EXERCISE BRIEF =
Exactly repeat the material, dropping every picture from the copy.

RECORDED INFORMATION =
+++

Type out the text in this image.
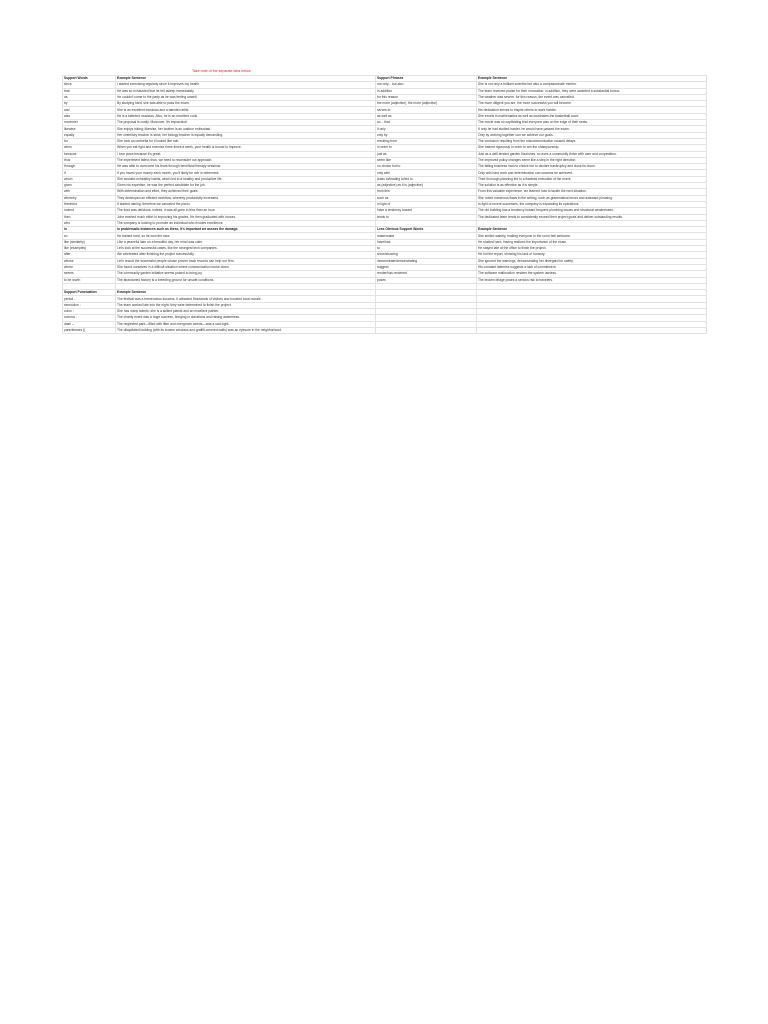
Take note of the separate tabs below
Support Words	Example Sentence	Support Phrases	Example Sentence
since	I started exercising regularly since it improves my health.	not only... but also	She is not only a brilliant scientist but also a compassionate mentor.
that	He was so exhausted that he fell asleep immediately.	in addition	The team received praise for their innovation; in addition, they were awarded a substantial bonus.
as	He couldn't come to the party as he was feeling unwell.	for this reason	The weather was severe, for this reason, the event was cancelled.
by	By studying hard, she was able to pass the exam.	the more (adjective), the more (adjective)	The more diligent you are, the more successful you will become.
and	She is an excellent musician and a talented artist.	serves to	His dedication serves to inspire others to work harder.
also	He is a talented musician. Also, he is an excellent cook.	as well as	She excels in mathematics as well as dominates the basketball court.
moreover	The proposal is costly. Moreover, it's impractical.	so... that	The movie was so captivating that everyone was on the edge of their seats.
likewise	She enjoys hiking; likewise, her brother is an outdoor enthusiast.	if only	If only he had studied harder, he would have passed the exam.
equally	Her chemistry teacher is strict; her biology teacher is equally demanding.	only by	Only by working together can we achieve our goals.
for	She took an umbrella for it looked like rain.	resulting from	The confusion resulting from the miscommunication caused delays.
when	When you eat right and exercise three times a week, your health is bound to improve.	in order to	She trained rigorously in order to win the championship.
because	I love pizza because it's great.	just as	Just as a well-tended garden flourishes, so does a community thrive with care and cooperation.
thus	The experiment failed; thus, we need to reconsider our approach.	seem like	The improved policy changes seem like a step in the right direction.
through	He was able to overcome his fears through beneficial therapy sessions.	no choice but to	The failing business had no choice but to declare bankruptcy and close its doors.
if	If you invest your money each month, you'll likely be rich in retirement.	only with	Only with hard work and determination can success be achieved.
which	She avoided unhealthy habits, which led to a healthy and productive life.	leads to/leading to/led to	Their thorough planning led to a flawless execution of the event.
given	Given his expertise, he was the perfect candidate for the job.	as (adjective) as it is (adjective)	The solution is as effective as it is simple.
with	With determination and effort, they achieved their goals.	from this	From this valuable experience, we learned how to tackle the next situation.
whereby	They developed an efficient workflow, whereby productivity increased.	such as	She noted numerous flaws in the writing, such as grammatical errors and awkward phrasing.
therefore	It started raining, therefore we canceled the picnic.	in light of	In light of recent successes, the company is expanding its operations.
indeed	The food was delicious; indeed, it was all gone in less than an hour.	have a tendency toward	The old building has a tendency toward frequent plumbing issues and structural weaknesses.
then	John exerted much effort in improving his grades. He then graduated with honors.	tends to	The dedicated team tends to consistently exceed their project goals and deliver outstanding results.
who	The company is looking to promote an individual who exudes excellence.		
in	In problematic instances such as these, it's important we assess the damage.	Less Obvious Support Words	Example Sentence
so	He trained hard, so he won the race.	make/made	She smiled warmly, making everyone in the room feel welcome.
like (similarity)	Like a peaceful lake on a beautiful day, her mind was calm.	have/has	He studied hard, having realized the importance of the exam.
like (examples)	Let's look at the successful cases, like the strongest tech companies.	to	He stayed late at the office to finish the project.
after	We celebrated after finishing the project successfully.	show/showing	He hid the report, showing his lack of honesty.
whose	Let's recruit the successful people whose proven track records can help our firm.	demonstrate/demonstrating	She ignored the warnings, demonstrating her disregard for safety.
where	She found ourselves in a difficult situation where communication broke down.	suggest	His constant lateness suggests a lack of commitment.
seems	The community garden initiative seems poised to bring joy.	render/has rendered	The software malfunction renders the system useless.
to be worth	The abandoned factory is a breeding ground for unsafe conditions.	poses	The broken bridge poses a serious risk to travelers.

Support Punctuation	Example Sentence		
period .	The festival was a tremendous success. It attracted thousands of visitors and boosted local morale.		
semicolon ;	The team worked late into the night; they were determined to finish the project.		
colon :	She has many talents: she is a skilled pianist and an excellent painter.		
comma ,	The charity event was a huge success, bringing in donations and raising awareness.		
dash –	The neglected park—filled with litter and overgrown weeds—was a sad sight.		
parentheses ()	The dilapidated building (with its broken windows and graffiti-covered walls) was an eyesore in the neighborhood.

+++

ANSWER TO THIS TASK =
Type out the text in this image.
Take note of the separate tabs below
Support Words	Example Sentence	Support Phrases	Example Sentence
since	I started exercising regularly since it improves my health.	not only... but also	She is not only a brilliant scientist but also a compassionate mentor.
that	He was so exhausted that he fell asleep immediately.	in addition	The team received praise for their innovation; in addition, they were awarded a substantial bonus.
as	He couldn't come to the party as he was feeling unwell.	for this reason	The weather was severe, for this reason, the event was cancelled.
by	By studying hard, she was able to pass the exam.	the more (adjective), the more (adjective)	The more diligent you are, the more successful you will become.
and	She is an excellent musician and a talented artist.	serves to	His dedication serves to inspire others to work harder.
also	He is a talented musician. Also, he is an excellent cook.	as well as	She excels in mathematics as well as dominates the basketball court.
moreover	The proposal is costly. Moreover, it's impractical.	so... that	The movie was so captivating that everyone was on the edge of their seats.
likewise	She enjoys hiking; likewise, her brother is an outdoor enthusiast.	if only	If only he had studied harder, he would have passed the exam.
equally	Her chemistry teacher is strict; her biology teacher is equally demanding.	only by	Only by working together can we achieve our goals.
for	She took an umbrella for it looked like rain.	resulting from	The confusion resulting from the miscommunication caused delays.
when	When you eat right and exercise three times a week, your health is bound to improve.	in order to	She trained rigorously in order to win the championship.
because	I love pizza because it's great.	just as	Just as a well-tended garden flourishes, so does a community thrive with care and cooperation.
thus	The experiment failed; thus, we need to reconsider our approach.	seem like	The improved policy changes seem like a step in the right direction.
through	He was able to overcome his fears through beneficial therapy sessions.	no choice but to	The failing business had no choice but to declare bankruptcy and close its doors.
if	If you invest your money each month, you'll likely be rich in retirement.	only with	Only with hard work and determination can success be achieved.
which	She avoided unhealthy habits, which led to a healthy and productive life.	leads to/leading to/led to	Their thorough planning led to a flawless execution of the event.
given	Given his expertise, he was the perfect candidate for the job.	as (adjective) as it is (adjective)	The solution is as effective as it is simple.
with	With determination and effort, they achieved their goals.	from this	From this valuable experience, we learned how to tackle the next situation.
whereby	They developed an efficient workflow, whereby productivity increased.	such as	She noted numerous flaws in the writing, such as grammatical errors and awkward phrasing.
therefore	It started raining, therefore we canceled the picnic.	in light of	In light of recent successes, the company is expanding its operations.
indeed	The food was delicious; indeed, it was all gone in less than an hour.	have a tendency toward	The old building has a tendency toward frequent plumbing issues and structural weaknesses.
then	John exerted much effort in improving his grades. He then graduated with honors.	tends to	The dedicated team tends to consistently exceed their project goals and deliver outstanding results.
who	The company is looking to promote an individual who exudes excellence.		
in	In problematic instances such as these, it's important we assess the damage.	Less Obvious Support Words	Example Sentence
so	He trained hard, so he won the race.	make/made	She smiled warmly, making everyone in the room feel welcome.
like (similarity)	Like a peaceful lake on a beautiful day, her mind was calm.	have/has	He studied hard, having realized the importance of the exam.
like (examples)	Let's look at the successful cases, like the strongest tech companies.	to	He stayed late at the office to finish the project.
after	We celebrated after finishing the project successfully.	show/showing	He hid the report, showing his lack of honesty.
whose	Let's recruit the successful people whose proven track records can help our firm.	demonstrate/demonstrating	She ignored the warnings, demonstrating her disregard for safety.
where	She found ourselves in a difficult situation where communication broke down.	suggest	His constant lateness suggests a lack of commitment.
seems	The community garden initiative seems poised to bring joy.	render/has rendered	The software malfunction renders the system useless.
to be worth	The abandoned factory is a breeding ground for unsafe conditions.	poses	The broken bridge poses a serious risk to travelers.

Support Punctuation	Example Sentence		
period .	The festival was a tremendous success. It attracted thousands of visitors and boosted local morale.		
semicolon ;	The team worked late into the night; they were determined to finish the project.		
colon :	She has many talents: she is a skilled pianist and an excellent painter.		
comma ,	The charity event was a huge success, bringing in donations and raising awareness.		
dash –	The neglected park—filled with litter and overgrown weeds—was a sad sight.		
parentheses ()	The dilapidated building (with its broken windows and graffiti-covered walls) was an eyesore in the neighborhood.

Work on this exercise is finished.